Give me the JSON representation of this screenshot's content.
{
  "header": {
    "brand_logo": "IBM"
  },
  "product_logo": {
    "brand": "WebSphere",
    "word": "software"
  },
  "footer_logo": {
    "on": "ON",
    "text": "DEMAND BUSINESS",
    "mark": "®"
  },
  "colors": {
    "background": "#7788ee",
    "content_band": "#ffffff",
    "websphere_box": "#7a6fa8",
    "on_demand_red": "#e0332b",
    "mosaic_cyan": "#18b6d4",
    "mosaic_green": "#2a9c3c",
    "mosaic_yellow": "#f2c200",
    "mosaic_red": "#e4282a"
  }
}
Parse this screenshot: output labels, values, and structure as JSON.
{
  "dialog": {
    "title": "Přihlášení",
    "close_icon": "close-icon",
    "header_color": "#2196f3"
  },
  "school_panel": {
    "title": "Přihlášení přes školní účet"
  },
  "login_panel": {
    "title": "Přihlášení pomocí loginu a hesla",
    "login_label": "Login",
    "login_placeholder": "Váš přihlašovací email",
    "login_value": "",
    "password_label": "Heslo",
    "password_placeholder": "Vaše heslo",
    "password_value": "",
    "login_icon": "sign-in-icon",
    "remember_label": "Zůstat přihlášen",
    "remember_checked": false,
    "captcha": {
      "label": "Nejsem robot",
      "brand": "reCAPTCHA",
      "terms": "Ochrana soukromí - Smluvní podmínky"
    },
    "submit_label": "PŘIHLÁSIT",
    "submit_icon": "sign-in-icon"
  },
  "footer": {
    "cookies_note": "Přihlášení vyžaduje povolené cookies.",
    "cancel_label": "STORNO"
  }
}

****************************************

Each record above should be returned exactly as it appears.

Answer:
Give me the JSON representation of this screenshot's content.
{
  "header": {
    "brand_logo": "IBM"
  },
  "product_logo": {
    "brand": "WebSphere",
    "word": "software"
  },
  "footer_logo": {
    "on": "ON",
    "text": "DEMAND BUSINESS",
    "mark": "®"
  },
  "colors": {
    "background": "#7788ee",
    "content_band": "#ffffff",
    "websphere_box": "#7a6fa8",
    "on_demand_red": "#e0332b",
    "mosaic_cyan": "#18b6d4",
    "mosaic_green": "#2a9c3c",
    "mosaic_yellow": "#f2c200",
    "mosaic_red": "#e4282a"
  }
}
Parse this screenshot: output labels, values, and structure as JSON.
{
  "dialog": {
    "title": "Přihlášení",
    "close_icon": "close-icon",
    "header_color": "#2196f3"
  },
  "school_panel": {
    "title": "Přihlášení přes školní účet"
  },
  "login_panel": {
    "title": "Přihlášení pomocí loginu a hesla",
    "login_label": "Login",
    "login_placeholder": "Váš přihlašovací email",
    "login_value": "",
    "password_label": "Heslo",
    "password_placeholder": "Vaše heslo",
    "password_value": "",
    "login_icon": "sign-in-icon",
    "remember_label": "Zůstat přihlášen",
    "remember_checked": false,
    "captcha": {
      "label": "Nejsem robot",
      "brand": "reCAPTCHA",
      "terms": "Ochrana soukromí - Smluvní podmínky"
    },
    "submit_label": "PŘIHLÁSIT",
    "submit_icon": "sign-in-icon"
  },
  "footer": {
    "cookies_note": "Přihlášení vyžaduje povolené cookies.",
    "cancel_label": "STORNO"
  }
}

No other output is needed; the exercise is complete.